*Task input*

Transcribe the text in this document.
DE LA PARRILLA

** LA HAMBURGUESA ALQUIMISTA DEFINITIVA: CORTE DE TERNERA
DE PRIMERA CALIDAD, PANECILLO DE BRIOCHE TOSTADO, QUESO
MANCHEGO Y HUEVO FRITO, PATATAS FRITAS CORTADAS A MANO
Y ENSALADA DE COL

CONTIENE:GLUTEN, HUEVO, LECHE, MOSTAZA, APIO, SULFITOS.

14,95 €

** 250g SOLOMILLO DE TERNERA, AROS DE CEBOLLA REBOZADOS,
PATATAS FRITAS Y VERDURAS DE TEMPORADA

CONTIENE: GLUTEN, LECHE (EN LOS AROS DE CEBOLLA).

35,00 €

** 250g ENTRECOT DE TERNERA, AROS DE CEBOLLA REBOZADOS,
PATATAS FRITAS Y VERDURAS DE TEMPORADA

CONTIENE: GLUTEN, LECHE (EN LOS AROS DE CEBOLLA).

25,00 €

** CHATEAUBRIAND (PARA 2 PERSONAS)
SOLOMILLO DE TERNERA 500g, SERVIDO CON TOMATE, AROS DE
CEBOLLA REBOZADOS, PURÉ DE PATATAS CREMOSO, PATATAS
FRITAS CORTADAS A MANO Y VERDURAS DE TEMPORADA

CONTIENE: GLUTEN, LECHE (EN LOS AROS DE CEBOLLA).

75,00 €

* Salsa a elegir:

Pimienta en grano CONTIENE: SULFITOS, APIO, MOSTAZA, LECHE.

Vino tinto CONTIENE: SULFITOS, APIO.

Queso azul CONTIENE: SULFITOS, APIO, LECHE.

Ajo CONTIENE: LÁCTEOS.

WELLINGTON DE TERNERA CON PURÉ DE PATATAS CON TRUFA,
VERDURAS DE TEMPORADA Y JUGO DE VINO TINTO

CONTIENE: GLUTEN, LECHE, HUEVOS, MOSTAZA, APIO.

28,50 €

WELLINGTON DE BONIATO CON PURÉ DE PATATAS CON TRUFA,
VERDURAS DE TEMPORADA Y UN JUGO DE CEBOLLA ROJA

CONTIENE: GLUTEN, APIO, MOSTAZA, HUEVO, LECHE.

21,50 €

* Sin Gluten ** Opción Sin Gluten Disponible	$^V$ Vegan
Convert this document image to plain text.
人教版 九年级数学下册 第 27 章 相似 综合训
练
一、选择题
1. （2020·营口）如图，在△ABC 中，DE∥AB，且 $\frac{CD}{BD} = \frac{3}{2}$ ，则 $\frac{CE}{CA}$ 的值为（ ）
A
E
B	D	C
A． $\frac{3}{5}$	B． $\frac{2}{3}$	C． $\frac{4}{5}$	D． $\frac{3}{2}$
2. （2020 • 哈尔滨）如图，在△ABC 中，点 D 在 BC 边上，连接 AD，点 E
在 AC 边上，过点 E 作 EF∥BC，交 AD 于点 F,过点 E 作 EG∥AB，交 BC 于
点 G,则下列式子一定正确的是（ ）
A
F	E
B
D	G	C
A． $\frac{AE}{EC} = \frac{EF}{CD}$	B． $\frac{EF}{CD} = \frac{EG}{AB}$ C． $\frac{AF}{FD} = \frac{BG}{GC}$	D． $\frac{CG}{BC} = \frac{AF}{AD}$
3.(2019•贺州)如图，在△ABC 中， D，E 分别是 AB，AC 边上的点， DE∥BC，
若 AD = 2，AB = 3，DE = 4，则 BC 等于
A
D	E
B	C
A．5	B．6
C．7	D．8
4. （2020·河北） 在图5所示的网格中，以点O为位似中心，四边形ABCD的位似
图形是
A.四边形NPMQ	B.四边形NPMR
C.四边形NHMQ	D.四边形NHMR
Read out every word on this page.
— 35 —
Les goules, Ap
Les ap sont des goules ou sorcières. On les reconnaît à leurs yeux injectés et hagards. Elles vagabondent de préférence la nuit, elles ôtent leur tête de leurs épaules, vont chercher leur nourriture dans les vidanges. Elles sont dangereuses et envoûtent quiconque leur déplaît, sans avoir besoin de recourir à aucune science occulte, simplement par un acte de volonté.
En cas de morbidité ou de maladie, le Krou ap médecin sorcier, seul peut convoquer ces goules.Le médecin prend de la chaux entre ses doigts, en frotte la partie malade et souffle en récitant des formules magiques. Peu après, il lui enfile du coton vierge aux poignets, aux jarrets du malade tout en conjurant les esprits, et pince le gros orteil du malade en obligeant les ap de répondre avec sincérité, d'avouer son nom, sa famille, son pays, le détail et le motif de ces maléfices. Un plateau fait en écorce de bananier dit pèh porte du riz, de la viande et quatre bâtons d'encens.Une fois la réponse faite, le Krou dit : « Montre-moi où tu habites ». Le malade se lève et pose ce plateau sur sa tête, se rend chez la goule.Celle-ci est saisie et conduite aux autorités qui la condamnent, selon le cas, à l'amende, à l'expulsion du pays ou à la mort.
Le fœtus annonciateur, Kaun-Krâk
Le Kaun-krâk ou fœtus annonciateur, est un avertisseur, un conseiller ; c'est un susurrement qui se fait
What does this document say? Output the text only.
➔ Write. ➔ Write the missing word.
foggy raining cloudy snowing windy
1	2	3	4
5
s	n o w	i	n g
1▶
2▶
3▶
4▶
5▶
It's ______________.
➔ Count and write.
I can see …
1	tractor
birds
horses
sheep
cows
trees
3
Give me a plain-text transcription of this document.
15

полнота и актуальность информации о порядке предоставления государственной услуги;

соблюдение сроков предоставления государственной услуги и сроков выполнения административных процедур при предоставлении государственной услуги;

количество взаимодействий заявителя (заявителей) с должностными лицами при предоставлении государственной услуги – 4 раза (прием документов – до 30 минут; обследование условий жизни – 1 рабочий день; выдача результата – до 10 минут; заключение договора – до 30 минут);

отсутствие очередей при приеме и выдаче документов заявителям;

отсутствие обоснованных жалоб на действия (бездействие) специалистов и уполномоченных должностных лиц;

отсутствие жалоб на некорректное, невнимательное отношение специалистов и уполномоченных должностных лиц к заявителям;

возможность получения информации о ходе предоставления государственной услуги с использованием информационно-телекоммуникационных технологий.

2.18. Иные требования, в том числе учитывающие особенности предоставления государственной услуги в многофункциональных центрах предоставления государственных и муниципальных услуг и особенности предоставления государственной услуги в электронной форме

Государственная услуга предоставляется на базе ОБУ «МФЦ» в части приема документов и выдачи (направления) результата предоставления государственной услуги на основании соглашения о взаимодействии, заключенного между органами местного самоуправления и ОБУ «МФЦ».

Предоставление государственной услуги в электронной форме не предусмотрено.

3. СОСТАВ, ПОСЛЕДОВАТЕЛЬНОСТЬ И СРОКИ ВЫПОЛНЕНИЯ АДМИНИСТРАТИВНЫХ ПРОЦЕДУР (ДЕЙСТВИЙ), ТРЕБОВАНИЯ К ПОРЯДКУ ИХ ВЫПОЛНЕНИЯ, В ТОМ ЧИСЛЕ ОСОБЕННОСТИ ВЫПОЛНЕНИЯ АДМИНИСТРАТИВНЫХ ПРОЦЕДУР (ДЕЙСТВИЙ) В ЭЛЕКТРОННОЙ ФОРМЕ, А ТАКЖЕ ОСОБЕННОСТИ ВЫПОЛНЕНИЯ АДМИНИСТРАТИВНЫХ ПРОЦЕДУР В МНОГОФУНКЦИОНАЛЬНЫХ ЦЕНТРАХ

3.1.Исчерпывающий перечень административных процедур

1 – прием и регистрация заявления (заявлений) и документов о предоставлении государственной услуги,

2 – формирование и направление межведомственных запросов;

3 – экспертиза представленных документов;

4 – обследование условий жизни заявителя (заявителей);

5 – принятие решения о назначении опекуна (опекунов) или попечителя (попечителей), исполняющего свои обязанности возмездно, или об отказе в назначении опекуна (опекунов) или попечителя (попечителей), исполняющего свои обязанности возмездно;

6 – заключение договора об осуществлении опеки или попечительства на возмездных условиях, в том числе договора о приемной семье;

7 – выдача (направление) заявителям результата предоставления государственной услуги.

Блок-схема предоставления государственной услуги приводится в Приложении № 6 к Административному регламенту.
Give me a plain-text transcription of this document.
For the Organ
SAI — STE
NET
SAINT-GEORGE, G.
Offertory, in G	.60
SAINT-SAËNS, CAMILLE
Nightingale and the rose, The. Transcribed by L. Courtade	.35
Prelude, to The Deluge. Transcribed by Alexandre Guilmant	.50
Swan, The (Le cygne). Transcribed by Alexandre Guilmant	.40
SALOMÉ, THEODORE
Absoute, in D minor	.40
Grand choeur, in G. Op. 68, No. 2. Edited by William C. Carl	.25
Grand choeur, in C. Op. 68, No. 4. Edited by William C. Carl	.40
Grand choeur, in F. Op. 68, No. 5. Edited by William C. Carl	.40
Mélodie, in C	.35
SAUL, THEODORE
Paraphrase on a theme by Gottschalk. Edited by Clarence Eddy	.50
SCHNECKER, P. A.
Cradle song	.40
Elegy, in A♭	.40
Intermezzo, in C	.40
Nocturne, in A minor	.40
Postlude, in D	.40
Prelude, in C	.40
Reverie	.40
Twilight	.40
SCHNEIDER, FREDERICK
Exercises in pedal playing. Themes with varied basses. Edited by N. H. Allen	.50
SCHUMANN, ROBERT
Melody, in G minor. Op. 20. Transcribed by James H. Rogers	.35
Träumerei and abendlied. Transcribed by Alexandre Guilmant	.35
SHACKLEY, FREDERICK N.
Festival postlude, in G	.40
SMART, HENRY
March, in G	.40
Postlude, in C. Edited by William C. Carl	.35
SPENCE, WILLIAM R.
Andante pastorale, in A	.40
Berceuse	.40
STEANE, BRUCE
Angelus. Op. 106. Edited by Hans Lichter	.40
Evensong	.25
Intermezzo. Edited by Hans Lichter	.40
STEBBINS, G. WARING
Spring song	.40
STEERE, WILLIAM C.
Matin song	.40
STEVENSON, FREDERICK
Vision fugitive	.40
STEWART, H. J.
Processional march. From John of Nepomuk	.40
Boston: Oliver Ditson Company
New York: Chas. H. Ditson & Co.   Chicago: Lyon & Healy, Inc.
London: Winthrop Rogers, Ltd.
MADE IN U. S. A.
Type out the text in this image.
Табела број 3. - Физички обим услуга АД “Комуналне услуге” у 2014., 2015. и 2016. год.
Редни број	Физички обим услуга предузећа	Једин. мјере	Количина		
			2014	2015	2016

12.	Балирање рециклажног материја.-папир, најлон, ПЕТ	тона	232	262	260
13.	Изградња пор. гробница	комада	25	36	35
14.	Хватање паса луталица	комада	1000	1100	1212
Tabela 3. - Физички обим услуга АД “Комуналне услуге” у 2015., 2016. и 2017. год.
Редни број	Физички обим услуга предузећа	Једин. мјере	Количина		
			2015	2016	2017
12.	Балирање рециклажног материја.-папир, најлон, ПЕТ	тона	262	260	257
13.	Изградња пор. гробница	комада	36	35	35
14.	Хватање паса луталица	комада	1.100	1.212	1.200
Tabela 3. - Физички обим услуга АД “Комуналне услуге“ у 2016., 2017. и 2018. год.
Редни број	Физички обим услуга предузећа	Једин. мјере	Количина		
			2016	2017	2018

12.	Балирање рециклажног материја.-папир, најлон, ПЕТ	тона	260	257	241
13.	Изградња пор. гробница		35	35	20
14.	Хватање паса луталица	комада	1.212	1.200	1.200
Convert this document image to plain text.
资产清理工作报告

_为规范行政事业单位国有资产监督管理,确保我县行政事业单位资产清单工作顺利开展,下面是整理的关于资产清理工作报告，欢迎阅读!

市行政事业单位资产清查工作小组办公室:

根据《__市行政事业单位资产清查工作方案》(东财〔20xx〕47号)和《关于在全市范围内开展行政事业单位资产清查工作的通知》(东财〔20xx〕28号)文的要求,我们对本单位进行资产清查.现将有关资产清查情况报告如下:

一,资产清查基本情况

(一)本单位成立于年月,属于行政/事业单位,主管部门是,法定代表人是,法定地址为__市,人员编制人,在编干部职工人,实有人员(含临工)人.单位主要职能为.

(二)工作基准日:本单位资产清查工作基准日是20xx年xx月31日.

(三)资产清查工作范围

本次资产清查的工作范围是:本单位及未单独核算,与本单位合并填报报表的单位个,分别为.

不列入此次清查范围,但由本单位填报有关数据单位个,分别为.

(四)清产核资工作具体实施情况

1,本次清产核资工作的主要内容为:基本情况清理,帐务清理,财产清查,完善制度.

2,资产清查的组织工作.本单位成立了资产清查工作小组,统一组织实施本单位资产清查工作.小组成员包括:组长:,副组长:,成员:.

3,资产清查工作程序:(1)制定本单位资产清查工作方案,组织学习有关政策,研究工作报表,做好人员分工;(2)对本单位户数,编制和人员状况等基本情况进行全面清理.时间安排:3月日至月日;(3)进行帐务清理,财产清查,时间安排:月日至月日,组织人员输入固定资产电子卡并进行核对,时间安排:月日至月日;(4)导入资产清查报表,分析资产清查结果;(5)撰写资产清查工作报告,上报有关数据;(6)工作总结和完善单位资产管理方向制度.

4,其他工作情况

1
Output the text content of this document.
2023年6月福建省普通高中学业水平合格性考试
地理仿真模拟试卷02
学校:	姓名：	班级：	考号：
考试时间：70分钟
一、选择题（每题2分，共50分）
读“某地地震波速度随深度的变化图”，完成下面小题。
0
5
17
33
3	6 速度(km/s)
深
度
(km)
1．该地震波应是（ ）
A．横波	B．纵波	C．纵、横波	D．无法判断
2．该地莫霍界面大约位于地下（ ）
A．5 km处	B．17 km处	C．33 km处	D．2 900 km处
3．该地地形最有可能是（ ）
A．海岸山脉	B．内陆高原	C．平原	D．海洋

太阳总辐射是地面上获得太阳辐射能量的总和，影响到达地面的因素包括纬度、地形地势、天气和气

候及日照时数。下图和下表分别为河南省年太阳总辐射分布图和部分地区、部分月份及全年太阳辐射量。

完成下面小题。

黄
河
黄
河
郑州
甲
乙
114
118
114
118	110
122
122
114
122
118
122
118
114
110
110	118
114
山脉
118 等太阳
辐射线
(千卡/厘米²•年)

*What is expected*
Which lines in the data above contain "SULFITOS"? Show each one.

*Reply*
CONTIENE:GLUTEN, HUEVO, LECHE, MOSTAZA, APIO, SULFITOS.
Pimienta en grano CONTIENE: SULFITOS, APIO, MOSTAZA, LECHE.
Vino tinto CONTIENE: SULFITOS, APIO.
Queso azul CONTIENE: SULFITOS, APIO, LECHE.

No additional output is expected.